WHAT YOU HAVE TO DO: Extract all data as written.

EXERCISE DATA:
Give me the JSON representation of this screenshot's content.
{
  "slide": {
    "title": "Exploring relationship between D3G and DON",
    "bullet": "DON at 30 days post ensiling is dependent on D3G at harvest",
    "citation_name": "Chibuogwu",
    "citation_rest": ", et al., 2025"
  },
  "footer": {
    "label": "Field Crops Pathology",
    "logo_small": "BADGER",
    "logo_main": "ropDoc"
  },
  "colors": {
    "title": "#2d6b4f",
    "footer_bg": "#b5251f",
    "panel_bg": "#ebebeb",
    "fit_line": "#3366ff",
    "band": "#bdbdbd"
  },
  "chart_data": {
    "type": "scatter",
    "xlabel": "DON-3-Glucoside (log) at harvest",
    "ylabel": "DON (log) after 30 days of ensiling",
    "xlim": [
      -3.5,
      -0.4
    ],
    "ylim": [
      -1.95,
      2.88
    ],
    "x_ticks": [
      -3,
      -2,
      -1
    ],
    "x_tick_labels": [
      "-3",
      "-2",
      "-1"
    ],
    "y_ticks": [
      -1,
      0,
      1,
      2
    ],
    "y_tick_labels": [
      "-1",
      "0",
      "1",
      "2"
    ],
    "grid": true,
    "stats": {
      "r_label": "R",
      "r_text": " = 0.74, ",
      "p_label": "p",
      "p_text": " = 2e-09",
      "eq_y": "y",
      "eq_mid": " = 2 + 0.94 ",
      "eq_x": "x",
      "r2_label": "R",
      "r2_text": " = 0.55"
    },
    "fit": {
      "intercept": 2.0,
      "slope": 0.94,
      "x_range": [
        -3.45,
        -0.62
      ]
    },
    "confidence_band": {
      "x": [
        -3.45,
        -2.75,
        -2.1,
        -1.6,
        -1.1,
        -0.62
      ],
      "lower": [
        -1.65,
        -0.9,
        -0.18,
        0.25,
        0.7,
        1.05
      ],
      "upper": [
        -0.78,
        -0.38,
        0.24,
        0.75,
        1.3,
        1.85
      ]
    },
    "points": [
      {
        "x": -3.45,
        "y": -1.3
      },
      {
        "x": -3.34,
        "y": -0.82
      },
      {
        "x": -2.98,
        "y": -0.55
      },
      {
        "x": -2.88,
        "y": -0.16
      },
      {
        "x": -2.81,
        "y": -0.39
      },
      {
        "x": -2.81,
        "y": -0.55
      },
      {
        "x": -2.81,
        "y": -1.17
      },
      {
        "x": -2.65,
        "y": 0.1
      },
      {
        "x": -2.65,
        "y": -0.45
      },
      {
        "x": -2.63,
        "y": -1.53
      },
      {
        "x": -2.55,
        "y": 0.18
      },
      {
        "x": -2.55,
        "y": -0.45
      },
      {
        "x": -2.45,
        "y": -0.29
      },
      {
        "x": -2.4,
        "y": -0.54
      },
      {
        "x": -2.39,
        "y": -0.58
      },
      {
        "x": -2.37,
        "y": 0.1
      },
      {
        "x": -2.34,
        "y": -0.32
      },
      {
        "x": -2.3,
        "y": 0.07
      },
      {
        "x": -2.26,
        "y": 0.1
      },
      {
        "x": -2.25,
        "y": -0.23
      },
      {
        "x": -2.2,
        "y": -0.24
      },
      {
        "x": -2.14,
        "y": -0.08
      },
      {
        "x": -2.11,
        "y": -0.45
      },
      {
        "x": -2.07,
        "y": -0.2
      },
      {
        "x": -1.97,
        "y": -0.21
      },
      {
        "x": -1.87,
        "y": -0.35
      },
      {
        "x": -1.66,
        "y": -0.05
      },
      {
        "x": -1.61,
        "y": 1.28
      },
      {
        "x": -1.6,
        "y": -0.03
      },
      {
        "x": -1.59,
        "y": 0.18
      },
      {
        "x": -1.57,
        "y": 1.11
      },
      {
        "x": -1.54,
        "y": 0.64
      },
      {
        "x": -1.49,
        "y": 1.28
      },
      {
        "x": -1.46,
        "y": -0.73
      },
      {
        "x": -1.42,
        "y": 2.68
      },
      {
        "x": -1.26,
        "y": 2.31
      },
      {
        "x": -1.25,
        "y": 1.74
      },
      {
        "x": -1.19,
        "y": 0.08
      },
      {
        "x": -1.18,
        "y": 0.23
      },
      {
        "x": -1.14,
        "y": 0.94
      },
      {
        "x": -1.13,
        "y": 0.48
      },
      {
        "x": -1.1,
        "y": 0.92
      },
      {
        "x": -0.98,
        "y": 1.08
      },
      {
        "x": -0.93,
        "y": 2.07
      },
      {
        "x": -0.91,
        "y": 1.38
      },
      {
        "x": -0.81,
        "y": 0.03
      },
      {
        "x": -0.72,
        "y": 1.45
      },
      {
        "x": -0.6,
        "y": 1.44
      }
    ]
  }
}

TASK RESULT:
Give me the JSON representation of this screenshot's content.
{
  "slide": {
    "title": "Exploring relationship between D3G and DON",
    "bullet": "DON at 30 days post ensiling is dependent on D3G at harvest",
    "citation_name": "Chibuogwu",
    "citation_rest": ", et al., 2025"
  },
  "footer": {
    "label": "Field Crops Pathology",
    "logo_small": "BADGER",
    "logo_main": "ropDoc"
  },
  "colors": {
    "title": "#2d6b4f",
    "footer_bg": "#b5251f",
    "panel_bg": "#ebebeb",
    "fit_line": "#3366ff",
    "band": "#bdbdbd"
  },
  "chart_data": {
    "type": "scatter",
    "xlabel": "DON-3-Glucoside (log) at harvest",
    "ylabel": "DON (log) after 30 days of ensiling",
    "xlim": [
      -3.5,
      -0.4
    ],
    "ylim": [
      -1.95,
      2.88
    ],
    "x_ticks": [
      -3,
      -2,
      -1
    ],
    "x_tick_labels": [
      "-3",
      "-2",
      "-1"
    ],
    "y_ticks": [
      -1,
      0,
      1,
      2
    ],
    "y_tick_labels": [
      "-1",
      "0",
      "1",
      "2"
    ],
    "grid": true,
    "stats": {
      "r_label": "R",
      "r_text": " = 0.74, ",
      "p_label": "p",
      "p_text": " = 2e-09",
      "eq_y": "y",
      "eq_mid": " = 2 + 0.94 ",
      "eq_x": "x",
      "r2_label": "R",
      "r2_text": " = 0.55"
    },
    "fit": {
      "intercept": 2.0,
      "slope": 0.94,
      "x_range": [
        -3.45,
        -0.62
      ]
    },
    "confidence_band": {
      "x": [
        -3.45,
        -2.75,
        -2.1,
        -1.6,
        -1.1,
        -0.62
      ],
      "lower": [
        -1.65,
        -0.9,
        -0.18,
        0.25,
        0.7,
        1.05
      ],
      "upper": [
        -0.78,
        -0.38,
        0.24,
        0.75,
        1.3,
        1.85
      ]
    },
    "points": [
      {
        "x": -3.45,
        "y": -1.3
      },
      {
        "x": -3.34,
        "y": -0.82
      },
      {
        "x": -2.98,
        "y": -0.55
      },
      {
        "x": -2.88,
        "y": -0.16
      },
      {
        "x": -2.81,
        "y": -0.39
      },
      {
        "x": -2.81,
        "y": -0.55
      },
      {
        "x": -2.81,
        "y": -1.17
      },
      {
        "x": -2.65,
        "y": 0.1
      },
      {
        "x": -2.65,
        "y": -0.45
      },
      {
        "x": -2.63,
        "y": -1.53
      },
      {
        "x": -2.55,
        "y": 0.18
      },
      {
        "x": -2.55,
        "y": -0.45
      },
      {
        "x": -2.45,
        "y": -0.29
      },
      {
        "x": -2.4,
        "y": -0.54
      },
      {
        "x": -2.39,
        "y": -0.58
      },
      {
        "x": -2.37,
        "y": 0.1
      },
      {
        "x": -2.34,
        "y": -0.32
      },
      {
        "x": -2.3,
        "y": 0.07
      },
      {
        "x": -2.26,
        "y": 0.1
      },
      {
        "x": -2.25,
        "y": -0.23
      },
      {
        "x": -2.2,
        "y": -0.24
      },
      {
        "x": -2.14,
        "y": -0.08
      },
      {
        "x": -2.11,
        "y": -0.45
      },
      {
        "x": -2.07,
        "y": -0.2
      },
      {
        "x": -1.97,
        "y": -0.21
      },
      {
        "x": -1.87,
        "y": -0.35
      },
      {
        "x": -1.66,
        "y": -0.05
      },
      {
        "x": -1.61,
        "y": 1.28
      },
      {
        "x": -1.6,
        "y": -0.03
      },
      {
        "x": -1.59,
        "y": 0.18
      },
      {
        "x": -1.57,
        "y": 1.11
      },
      {
        "x": -1.54,
        "y": 0.64
      },
      {
        "x": -1.49,
        "y": 1.28
      },
      {
        "x": -1.46,
        "y": -0.73
      },
      {
        "x": -1.42,
        "y": 2.68
      },
      {
        "x": -1.26,
        "y": 2.31
      },
      {
        "x": -1.25,
        "y": 1.74
      },
      {
        "x": -1.19,
        "y": 0.08
      },
      {
        "x": -1.18,
        "y": 0.23
      },
      {
        "x": -1.14,
        "y": 0.94
      },
      {
        "x": -1.13,
        "y": 0.48
      },
      {
        "x": -1.1,
        "y": 0.92
      },
      {
        "x": -0.98,
        "y": 1.08
      },
      {
        "x": -0.93,
        "y": 2.07
      },
      {
        "x": -0.91,
        "y": 1.38
      },
      {
        "x": -0.81,
        "y": 0.03
      },
      {
        "x": -0.72,
        "y": 1.45
      },
      {
        "x": -0.6,
        "y": 1.44
      }
    ]
  }
}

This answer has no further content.